Write out the whole listing word for word.

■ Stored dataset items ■
-=-=-=-=-

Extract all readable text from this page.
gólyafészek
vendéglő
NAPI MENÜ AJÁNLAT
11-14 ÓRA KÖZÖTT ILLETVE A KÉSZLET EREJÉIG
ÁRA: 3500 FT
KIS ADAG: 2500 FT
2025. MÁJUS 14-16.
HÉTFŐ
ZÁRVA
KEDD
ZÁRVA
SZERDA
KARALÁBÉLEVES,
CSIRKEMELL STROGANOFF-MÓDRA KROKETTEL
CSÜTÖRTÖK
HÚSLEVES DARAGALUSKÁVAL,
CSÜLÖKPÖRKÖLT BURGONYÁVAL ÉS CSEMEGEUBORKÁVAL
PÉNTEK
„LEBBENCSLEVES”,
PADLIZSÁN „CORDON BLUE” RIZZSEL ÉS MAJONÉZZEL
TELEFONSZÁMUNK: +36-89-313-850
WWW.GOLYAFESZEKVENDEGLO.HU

-=-=-=-=-

■ RESPONSE ■
Extract all readable text from this page.
gólyafészek
vendéglő
NAPI MENÜ AJÁNLAT
11-14 ÓRA KÖZÖTT ILLETVE A KÉSZLET EREJÉIG
ÁRA: 3500 FT
KIS ADAG: 2500 FT
2025. MÁJUS 14-16.
HÉTFŐ
ZÁRVA
KEDD
ZÁRVA
SZERDA
KARALÁBÉLEVES,
CSIRKEMELL STROGANOFF-MÓDRA KROKETTEL
CSÜTÖRTÖK
HÚSLEVES DARAGALUSKÁVAL,
CSÜLÖKPÖRKÖLT BURGONYÁVAL ÉS CSEMEGEUBORKÁVAL
PÉNTEK
„LEBBENCSLEVES”,
PADLIZSÁN „CORDON BLUE” RIZZSEL ÉS MAJONÉZZEL
TELEFONSZÁMUNK: +36-89-313-850
WWW.GOLYAFESZEKVENDEGLO.HU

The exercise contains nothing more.